▸ EXERCISE INPUT:

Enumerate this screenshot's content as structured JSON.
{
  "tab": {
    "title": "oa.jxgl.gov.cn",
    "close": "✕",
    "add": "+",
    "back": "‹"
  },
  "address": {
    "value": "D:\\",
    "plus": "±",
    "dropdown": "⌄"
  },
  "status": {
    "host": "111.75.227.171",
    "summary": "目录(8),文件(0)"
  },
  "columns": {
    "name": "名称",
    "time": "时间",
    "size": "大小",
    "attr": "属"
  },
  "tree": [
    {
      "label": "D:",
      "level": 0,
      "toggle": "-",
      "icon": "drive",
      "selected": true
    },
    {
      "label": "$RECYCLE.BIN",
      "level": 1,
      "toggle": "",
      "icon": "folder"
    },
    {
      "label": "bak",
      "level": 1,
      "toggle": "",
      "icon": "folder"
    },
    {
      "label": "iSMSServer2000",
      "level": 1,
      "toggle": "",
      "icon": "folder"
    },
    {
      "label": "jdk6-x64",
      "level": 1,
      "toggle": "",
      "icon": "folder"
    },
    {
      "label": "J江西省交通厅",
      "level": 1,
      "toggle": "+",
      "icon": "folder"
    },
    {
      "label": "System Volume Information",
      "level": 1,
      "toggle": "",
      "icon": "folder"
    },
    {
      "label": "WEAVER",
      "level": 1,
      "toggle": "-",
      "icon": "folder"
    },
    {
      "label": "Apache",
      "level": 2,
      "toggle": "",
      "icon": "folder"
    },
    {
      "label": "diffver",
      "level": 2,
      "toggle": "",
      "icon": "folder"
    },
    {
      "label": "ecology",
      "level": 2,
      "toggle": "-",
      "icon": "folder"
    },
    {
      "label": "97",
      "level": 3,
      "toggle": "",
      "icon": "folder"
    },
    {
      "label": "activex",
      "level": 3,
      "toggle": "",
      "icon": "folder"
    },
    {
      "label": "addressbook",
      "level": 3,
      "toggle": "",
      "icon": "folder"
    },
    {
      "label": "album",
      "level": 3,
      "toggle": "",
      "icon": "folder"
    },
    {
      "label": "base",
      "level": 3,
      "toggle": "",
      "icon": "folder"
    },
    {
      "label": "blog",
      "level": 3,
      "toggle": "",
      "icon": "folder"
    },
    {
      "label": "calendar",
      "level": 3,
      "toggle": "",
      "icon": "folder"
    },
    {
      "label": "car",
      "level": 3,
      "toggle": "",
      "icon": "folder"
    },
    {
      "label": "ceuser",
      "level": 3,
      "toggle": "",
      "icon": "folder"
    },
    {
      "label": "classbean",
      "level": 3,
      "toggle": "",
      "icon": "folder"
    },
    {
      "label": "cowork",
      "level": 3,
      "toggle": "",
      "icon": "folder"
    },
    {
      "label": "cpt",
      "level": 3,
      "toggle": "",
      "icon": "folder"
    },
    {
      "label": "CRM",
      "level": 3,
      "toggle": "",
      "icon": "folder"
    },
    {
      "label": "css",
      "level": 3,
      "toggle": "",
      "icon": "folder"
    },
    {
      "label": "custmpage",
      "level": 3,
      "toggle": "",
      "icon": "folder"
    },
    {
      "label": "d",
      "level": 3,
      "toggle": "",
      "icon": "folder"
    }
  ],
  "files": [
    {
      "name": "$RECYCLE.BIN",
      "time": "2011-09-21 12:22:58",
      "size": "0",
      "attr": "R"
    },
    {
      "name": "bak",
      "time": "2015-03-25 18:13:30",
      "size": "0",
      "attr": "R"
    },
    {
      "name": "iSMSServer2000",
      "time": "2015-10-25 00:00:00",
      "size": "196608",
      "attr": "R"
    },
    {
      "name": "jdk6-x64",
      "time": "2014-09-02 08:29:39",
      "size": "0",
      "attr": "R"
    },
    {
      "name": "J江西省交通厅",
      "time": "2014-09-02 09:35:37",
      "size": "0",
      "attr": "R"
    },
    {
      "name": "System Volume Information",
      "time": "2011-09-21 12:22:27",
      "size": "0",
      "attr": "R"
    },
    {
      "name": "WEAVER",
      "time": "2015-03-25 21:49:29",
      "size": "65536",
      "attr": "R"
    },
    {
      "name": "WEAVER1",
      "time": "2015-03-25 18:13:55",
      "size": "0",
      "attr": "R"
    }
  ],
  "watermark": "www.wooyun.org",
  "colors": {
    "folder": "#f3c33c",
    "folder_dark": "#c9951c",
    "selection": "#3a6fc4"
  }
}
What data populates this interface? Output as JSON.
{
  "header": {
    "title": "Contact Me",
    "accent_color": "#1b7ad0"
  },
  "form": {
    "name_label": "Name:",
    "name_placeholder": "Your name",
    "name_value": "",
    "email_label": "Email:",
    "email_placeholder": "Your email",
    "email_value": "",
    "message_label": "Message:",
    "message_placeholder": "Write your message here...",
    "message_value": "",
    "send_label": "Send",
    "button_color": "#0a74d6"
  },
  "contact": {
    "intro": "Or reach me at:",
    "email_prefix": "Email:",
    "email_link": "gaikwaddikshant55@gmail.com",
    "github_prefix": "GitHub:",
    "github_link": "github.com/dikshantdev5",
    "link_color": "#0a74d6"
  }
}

▸ SHORT EXERCISE:
Lines containing the word "title" must all be returned from the material above.

▸ RESPONSE FOR THIS EXERCISE:
    "title": "oa.jxgl.gov.cn",
    "title": "Contact Me",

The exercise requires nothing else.